**Stated exercise**
Emit the entire listing verbatim.

**Source records**
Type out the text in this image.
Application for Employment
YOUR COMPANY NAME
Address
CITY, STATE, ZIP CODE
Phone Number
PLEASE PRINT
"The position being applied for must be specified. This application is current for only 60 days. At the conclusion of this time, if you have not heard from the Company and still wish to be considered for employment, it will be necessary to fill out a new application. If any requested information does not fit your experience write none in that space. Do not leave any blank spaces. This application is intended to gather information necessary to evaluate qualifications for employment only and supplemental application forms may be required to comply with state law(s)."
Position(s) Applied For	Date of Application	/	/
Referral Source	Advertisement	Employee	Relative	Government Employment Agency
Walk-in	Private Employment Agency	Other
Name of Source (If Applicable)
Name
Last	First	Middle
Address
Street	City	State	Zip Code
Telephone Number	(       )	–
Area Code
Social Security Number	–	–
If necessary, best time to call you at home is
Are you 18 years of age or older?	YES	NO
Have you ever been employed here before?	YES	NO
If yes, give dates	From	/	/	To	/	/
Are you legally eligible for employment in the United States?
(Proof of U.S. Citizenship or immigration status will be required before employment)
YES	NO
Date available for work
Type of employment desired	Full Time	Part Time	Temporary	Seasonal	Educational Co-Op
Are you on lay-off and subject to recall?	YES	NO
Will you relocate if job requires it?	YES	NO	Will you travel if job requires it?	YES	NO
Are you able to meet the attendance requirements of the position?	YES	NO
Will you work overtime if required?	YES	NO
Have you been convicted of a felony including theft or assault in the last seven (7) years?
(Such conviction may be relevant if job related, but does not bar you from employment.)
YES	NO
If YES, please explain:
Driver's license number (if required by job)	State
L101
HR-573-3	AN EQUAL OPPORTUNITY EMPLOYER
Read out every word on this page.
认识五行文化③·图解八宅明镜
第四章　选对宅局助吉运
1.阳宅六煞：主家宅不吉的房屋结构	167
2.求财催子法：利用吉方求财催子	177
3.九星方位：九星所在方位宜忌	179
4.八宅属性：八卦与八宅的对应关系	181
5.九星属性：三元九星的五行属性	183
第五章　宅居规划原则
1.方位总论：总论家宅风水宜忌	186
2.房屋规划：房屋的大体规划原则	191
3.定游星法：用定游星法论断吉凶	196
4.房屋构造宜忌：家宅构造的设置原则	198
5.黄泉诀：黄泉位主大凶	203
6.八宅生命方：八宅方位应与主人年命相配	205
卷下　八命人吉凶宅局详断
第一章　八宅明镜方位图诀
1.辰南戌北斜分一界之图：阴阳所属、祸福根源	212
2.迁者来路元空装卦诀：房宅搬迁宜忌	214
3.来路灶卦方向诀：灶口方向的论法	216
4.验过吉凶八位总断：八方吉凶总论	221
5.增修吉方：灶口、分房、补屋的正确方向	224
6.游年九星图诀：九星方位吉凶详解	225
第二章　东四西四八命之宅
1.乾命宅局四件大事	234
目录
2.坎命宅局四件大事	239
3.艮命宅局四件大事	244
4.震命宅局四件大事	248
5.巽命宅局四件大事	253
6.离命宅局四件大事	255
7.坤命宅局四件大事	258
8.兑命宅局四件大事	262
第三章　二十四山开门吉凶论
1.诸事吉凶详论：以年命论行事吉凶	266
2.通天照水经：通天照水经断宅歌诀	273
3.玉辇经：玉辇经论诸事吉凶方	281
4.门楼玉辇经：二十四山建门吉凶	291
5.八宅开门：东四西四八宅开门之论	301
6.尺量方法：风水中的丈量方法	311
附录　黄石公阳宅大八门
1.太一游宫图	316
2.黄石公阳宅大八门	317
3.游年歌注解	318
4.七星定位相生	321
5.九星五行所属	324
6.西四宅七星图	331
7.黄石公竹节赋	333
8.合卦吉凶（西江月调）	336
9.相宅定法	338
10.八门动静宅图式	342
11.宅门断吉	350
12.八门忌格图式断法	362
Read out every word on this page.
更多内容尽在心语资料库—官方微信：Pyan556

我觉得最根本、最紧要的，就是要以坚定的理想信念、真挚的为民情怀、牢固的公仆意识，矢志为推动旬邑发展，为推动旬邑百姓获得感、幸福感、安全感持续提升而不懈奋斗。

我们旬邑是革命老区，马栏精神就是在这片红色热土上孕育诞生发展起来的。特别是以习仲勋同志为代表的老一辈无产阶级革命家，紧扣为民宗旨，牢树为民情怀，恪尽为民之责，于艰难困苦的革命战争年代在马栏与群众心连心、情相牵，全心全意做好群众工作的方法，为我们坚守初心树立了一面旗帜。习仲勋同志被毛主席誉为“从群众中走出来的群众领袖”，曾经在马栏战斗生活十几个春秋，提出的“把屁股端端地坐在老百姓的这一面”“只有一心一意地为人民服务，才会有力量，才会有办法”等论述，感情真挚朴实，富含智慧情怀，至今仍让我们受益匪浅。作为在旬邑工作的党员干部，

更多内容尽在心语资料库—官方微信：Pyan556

**Right answer**
Type out the text in this image.
Application for Employment
YOUR COMPANY NAME
Address
CITY, STATE, ZIP CODE
Phone Number
PLEASE PRINT
"The position being applied for must be specified. This application is current for only 60 days. At the conclusion of this time, if you have not heard from the Company and still wish to be considered for employment, it will be necessary to fill out a new application. If any requested information does not fit your experience write none in that space. Do not leave any blank spaces. This application is intended to gather information necessary to evaluate qualifications for employment only and supplemental application forms may be required to comply with state law(s)."
Position(s) Applied For	Date of Application	/	/
Referral Source	Advertisement	Employee	Relative	Government Employment Agency
Walk-in	Private Employment Agency	Other
Name of Source (If Applicable)
Name
Last	First	Middle
Address
Street	City	State	Zip Code
Telephone Number	(       )	–
Area Code
Social Security Number	–	–
If necessary, best time to call you at home is
Are you 18 years of age or older?	YES	NO
Have you ever been employed here before?	YES	NO
If yes, give dates	From	/	/	To	/	/
Are you legally eligible for employment in the United States?
(Proof of U.S. Citizenship or immigration status will be required before employment)
YES	NO
Date available for work
Type of employment desired	Full Time	Part Time	Temporary	Seasonal	Educational Co-Op
Are you on lay-off and subject to recall?	YES	NO
Will you relocate if job requires it?	YES	NO	Will you travel if job requires it?	YES	NO
Are you able to meet the attendance requirements of the position?	YES	NO
Will you work overtime if required?	YES	NO
Have you been convicted of a felony including theft or assault in the last seven (7) years?
(Such conviction may be relevant if job related, but does not bar you from employment.)
YES	NO
If YES, please explain:
Driver's license number (if required by job)	State
L101
HR-573-3	AN EQUAL OPPORTUNITY EMPLOYER
Read out every word on this page.
认识五行文化③·图解八宅明镜
第四章　选对宅局助吉运
1.阳宅六煞：主家宅不吉的房屋结构	167
2.求财催子法：利用吉方求财催子	177
3.九星方位：九星所在方位宜忌	179
4.八宅属性：八卦与八宅的对应关系	181
5.九星属性：三元九星的五行属性	183
第五章　宅居规划原则
1.方位总论：总论家宅风水宜忌	186
2.房屋规划：房屋的大体规划原则	191
3.定游星法：用定游星法论断吉凶	196
4.房屋构造宜忌：家宅构造的设置原则	198
5.黄泉诀：黄泉位主大凶	203
6.八宅生命方：八宅方位应与主人年命相配	205
卷下　八命人吉凶宅局详断
第一章　八宅明镜方位图诀
1.辰南戌北斜分一界之图：阴阳所属、祸福根源	212
2.迁者来路元空装卦诀：房宅搬迁宜忌	214
3.来路灶卦方向诀：灶口方向的论法	216
4.验过吉凶八位总断：八方吉凶总论	221
5.增修吉方：灶口、分房、补屋的正确方向	224
6.游年九星图诀：九星方位吉凶详解	225
第二章　东四西四八命之宅
1.乾命宅局四件大事	234
目录
2.坎命宅局四件大事	239
3.艮命宅局四件大事	244
4.震命宅局四件大事	248
5.巽命宅局四件大事	253
6.离命宅局四件大事	255
7.坤命宅局四件大事	258
8.兑命宅局四件大事	262
第三章　二十四山开门吉凶论
1.诸事吉凶详论：以年命论行事吉凶	266
2.通天照水经：通天照水经断宅歌诀	273
3.玉辇经：玉辇经论诸事吉凶方	281
4.门楼玉辇经：二十四山建门吉凶	291
5.八宅开门：东四西四八宅开门之论	301
6.尺量方法：风水中的丈量方法	311
附录　黄石公阳宅大八门
1.太一游宫图	316
2.黄石公阳宅大八门	317
3.游年歌注解	318
4.七星定位相生	321
5.九星五行所属	324
6.西四宅七星图	331
7.黄石公竹节赋	333
8.合卦吉凶（西江月调）	336
9.相宅定法	338
10.八门动静宅图式	342
11.宅门断吉	350
12.八门忌格图式断法	362
Read out every word on this page.
更多内容尽在心语资料库—官方微信：Pyan556

我觉得最根本、最紧要的，就是要以坚定的理想信念、真挚的为民情怀、牢固的公仆意识，矢志为推动旬邑发展，为推动旬邑百姓获得感、幸福感、安全感持续提升而不懈奋斗。

我们旬邑是革命老区，马栏精神就是在这片红色热土上孕育诞生发展起来的。特别是以习仲勋同志为代表的老一辈无产阶级革命家，紧扣为民宗旨，牢树为民情怀，恪尽为民之责，于艰难困苦的革命战争年代在马栏与群众心连心、情相牵，全心全意做好群众工作的方法，为我们坚守初心树立了一面旗帜。习仲勋同志被毛主席誉为“从群众中走出来的群众领袖”，曾经在马栏战斗生活十几个春秋，提出的“把屁股端端地坐在老百姓的这一面”“只有一心一意地为人民服务，才会有力量，才会有办法”等论述，感情真挚朴实，富含智慧情怀，至今仍让我们受益匪浅。作为在旬邑工作的党员干部，

更多内容尽在心语资料库—官方微信：Pyan556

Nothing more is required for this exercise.